◆ PROMPT: Your output should contain every record, unchanged.

◆ GIVEN ENTRIES:
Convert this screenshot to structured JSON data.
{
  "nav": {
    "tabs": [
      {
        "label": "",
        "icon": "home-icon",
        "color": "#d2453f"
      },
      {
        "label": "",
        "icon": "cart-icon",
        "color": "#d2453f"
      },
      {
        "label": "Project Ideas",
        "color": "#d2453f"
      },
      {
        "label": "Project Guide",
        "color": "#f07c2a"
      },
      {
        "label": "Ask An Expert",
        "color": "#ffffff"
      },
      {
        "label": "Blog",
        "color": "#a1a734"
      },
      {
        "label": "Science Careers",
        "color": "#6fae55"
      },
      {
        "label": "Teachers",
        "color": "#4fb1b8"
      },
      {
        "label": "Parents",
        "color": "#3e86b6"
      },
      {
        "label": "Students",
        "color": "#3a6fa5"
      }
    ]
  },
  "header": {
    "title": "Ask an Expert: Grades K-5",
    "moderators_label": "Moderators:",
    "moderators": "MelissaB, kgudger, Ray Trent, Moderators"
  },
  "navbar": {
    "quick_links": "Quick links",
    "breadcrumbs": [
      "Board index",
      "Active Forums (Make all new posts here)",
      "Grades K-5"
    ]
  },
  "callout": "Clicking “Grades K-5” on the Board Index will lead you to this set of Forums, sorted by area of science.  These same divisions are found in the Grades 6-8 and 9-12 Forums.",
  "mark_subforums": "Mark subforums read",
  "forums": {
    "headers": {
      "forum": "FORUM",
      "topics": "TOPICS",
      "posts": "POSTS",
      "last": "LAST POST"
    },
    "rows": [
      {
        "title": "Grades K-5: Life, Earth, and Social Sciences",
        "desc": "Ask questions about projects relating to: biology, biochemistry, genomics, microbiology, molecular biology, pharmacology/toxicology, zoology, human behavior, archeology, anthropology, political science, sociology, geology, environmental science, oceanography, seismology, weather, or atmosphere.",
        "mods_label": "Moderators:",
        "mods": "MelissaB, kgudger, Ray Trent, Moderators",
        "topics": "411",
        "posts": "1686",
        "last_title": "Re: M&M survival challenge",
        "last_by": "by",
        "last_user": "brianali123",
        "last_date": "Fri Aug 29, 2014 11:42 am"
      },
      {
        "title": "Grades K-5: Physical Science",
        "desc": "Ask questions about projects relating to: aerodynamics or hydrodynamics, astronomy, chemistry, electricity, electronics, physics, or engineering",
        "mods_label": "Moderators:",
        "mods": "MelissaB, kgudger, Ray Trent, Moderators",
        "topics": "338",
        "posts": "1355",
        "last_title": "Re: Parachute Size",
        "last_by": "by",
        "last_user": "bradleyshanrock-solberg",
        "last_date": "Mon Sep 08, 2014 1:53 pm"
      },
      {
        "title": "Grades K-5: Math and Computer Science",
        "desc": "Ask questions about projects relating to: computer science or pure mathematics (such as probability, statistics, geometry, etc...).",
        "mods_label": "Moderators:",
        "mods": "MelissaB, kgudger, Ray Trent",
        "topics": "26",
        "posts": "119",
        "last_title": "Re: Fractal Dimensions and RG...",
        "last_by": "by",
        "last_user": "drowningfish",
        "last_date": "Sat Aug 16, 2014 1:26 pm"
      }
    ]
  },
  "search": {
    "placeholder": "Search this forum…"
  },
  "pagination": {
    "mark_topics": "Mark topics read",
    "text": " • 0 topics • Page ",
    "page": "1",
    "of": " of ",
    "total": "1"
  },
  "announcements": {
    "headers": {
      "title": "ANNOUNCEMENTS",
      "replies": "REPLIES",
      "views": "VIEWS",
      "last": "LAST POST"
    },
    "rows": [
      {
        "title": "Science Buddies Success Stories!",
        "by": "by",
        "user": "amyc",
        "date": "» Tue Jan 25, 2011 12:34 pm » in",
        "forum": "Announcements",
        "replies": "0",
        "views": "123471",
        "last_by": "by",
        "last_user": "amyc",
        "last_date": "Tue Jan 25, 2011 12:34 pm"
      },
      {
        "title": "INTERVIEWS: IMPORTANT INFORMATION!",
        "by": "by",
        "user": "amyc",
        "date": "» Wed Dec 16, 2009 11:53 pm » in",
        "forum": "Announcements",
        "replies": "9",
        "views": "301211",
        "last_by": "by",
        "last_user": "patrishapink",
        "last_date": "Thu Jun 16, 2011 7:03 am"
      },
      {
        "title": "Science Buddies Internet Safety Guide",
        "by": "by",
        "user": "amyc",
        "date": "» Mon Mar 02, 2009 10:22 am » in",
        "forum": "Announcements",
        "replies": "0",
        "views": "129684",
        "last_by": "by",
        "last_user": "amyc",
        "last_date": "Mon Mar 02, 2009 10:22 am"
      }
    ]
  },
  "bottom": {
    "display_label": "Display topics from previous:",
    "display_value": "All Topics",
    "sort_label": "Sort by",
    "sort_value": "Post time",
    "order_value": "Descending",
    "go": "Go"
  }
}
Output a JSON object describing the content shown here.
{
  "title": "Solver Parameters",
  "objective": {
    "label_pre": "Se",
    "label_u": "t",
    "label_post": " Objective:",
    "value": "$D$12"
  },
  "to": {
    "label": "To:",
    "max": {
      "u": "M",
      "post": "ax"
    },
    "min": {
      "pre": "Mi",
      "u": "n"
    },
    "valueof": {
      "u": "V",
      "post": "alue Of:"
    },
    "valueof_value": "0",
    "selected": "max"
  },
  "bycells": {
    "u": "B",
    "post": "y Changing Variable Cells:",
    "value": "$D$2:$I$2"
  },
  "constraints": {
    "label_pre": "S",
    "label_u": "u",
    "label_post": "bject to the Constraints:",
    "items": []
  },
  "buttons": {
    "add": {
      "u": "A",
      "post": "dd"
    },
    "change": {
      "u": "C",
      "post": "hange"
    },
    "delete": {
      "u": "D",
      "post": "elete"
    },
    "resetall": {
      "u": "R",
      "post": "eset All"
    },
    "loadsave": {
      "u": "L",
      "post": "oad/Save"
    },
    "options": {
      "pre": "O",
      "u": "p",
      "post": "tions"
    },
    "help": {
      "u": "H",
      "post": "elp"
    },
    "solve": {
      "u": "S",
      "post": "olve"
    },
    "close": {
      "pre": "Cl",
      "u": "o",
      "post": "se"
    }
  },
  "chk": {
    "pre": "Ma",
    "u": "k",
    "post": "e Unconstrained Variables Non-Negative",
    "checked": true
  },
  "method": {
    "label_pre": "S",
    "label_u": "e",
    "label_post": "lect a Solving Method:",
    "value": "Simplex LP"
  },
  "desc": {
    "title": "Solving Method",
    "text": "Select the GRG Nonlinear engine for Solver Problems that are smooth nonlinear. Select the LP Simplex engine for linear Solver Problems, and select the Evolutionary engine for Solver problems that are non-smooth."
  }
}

◆ EXERCISE OUTPUT:
Convert this screenshot to structured JSON data.
{
  "nav": {
    "tabs": [
      {
        "label": "",
        "icon": "home-icon",
        "color": "#d2453f"
      },
      {
        "label": "",
        "icon": "cart-icon",
        "color": "#d2453f"
      },
      {
        "label": "Project Ideas",
        "color": "#d2453f"
      },
      {
        "label": "Project Guide",
        "color": "#f07c2a"
      },
      {
        "label": "Ask An Expert",
        "color": "#ffffff"
      },
      {
        "label": "Blog",
        "color": "#a1a734"
      },
      {
        "label": "Science Careers",
        "color": "#6fae55"
      },
      {
        "label": "Teachers",
        "color": "#4fb1b8"
      },
      {
        "label": "Parents",
        "color": "#3e86b6"
      },
      {
        "label": "Students",
        "color": "#3a6fa5"
      }
    ]
  },
  "header": {
    "title": "Ask an Expert: Grades K-5",
    "moderators_label": "Moderators:",
    "moderators": "MelissaB, kgudger, Ray Trent, Moderators"
  },
  "navbar": {
    "quick_links": "Quick links",
    "breadcrumbs": [
      "Board index",
      "Active Forums (Make all new posts here)",
      "Grades K-5"
    ]
  },
  "callout": "Clicking “Grades K-5” on the Board Index will lead you to this set of Forums, sorted by area of science.  These same divisions are found in the Grades 6-8 and 9-12 Forums.",
  "mark_subforums": "Mark subforums read",
  "forums": {
    "headers": {
      "forum": "FORUM",
      "topics": "TOPICS",
      "posts": "POSTS",
      "last": "LAST POST"
    },
    "rows": [
      {
        "title": "Grades K-5: Life, Earth, and Social Sciences",
        "desc": "Ask questions about projects relating to: biology, biochemistry, genomics, microbiology, molecular biology, pharmacology/toxicology, zoology, human behavior, archeology, anthropology, political science, sociology, geology, environmental science, oceanography, seismology, weather, or atmosphere.",
        "mods_label": "Moderators:",
        "mods": "MelissaB, kgudger, Ray Trent, Moderators",
        "topics": "411",
        "posts": "1686",
        "last_title": "Re: M&M survival challenge",
        "last_by": "by",
        "last_user": "brianali123",
        "last_date": "Fri Aug 29, 2014 11:42 am"
      },
      {
        "title": "Grades K-5: Physical Science",
        "desc": "Ask questions about projects relating to: aerodynamics or hydrodynamics, astronomy, chemistry, electricity, electronics, physics, or engineering",
        "mods_label": "Moderators:",
        "mods": "MelissaB, kgudger, Ray Trent, Moderators",
        "topics": "338",
        "posts": "1355",
        "last_title": "Re: Parachute Size",
        "last_by": "by",
        "last_user": "bradleyshanrock-solberg",
        "last_date": "Mon Sep 08, 2014 1:53 pm"
      },
      {
        "title": "Grades K-5: Math and Computer Science",
        "desc": "Ask questions about projects relating to: computer science or pure mathematics (such as probability, statistics, geometry, etc...).",
        "mods_label": "Moderators:",
        "mods": "MelissaB, kgudger, Ray Trent",
        "topics": "26",
        "posts": "119",
        "last_title": "Re: Fractal Dimensions and RG...",
        "last_by": "by",
        "last_user": "drowningfish",
        "last_date": "Sat Aug 16, 2014 1:26 pm"
      }
    ]
  },
  "search": {
    "placeholder": "Search this forum…"
  },
  "pagination": {
    "mark_topics": "Mark topics read",
    "text": " • 0 topics • Page ",
    "page": "1",
    "of": " of ",
    "total": "1"
  },
  "announcements": {
    "headers": {
      "title": "ANNOUNCEMENTS",
      "replies": "REPLIES",
      "views": "VIEWS",
      "last": "LAST POST"
    },
    "rows": [
      {
        "title": "Science Buddies Success Stories!",
        "by": "by",
        "user": "amyc",
        "date": "» Tue Jan 25, 2011 12:34 pm » in",
        "forum": "Announcements",
        "replies": "0",
        "views": "123471",
        "last_by": "by",
        "last_user": "amyc",
        "last_date": "Tue Jan 25, 2011 12:34 pm"
      },
      {
        "title": "INTERVIEWS: IMPORTANT INFORMATION!",
        "by": "by",
        "user": "amyc",
        "date": "» Wed Dec 16, 2009 11:53 pm » in",
        "forum": "Announcements",
        "replies": "9",
        "views": "301211",
        "last_by": "by",
        "last_user": "patrishapink",
        "last_date": "Thu Jun 16, 2011 7:03 am"
      },
      {
        "title": "Science Buddies Internet Safety Guide",
        "by": "by",
        "user": "amyc",
        "date": "» Mon Mar 02, 2009 10:22 am » in",
        "forum": "Announcements",
        "replies": "0",
        "views": "129684",
        "last_by": "by",
        "last_user": "amyc",
        "last_date": "Mon Mar 02, 2009 10:22 am"
      }
    ]
  },
  "bottom": {
    "display_label": "Display topics from previous:",
    "display_value": "All Topics",
    "sort_label": "Sort by",
    "sort_value": "Post time",
    "order_value": "Descending",
    "go": "Go"
  }
}
Output a JSON object describing the content shown here.
{
  "title": "Solver Parameters",
  "objective": {
    "label_pre": "Se",
    "label_u": "t",
    "label_post": " Objective:",
    "value": "$D$12"
  },
  "to": {
    "label": "To:",
    "max": {
      "u": "M",
      "post": "ax"
    },
    "min": {
      "pre": "Mi",
      "u": "n"
    },
    "valueof": {
      "u": "V",
      "post": "alue Of:"
    },
    "valueof_value": "0",
    "selected": "max"
  },
  "bycells": {
    "u": "B",
    "post": "y Changing Variable Cells:",
    "value": "$D$2:$I$2"
  },
  "constraints": {
    "label_pre": "S",
    "label_u": "u",
    "label_post": "bject to the Constraints:",
    "items": []
  },
  "buttons": {
    "add": {
      "u": "A",
      "post": "dd"
    },
    "change": {
      "u": "C",
      "post": "hange"
    },
    "delete": {
      "u": "D",
      "post": "elete"
    },
    "resetall": {
      "u": "R",
      "post": "eset All"
    },
    "loadsave": {
      "u": "L",
      "post": "oad/Save"
    },
    "options": {
      "pre": "O",
      "u": "p",
      "post": "tions"
    },
    "help": {
      "u": "H",
      "post": "elp"
    },
    "solve": {
      "u": "S",
      "post": "olve"
    },
    "close": {
      "pre": "Cl",
      "u": "o",
      "post": "se"
    }
  },
  "chk": {
    "pre": "Ma",
    "u": "k",
    "post": "e Unconstrained Variables Non-Negative",
    "checked": true
  },
  "method": {
    "label_pre": "S",
    "label_u": "e",
    "label_post": "lect a Solving Method:",
    "value": "Simplex LP"
  },
  "desc": {
    "title": "Solving Method",
    "text": "Select the GRG Nonlinear engine for Solver Problems that are smooth nonlinear. Select the LP Simplex engine for linear Solver Problems, and select the Evolutionary engine for Solver problems that are non-smooth."
  }
}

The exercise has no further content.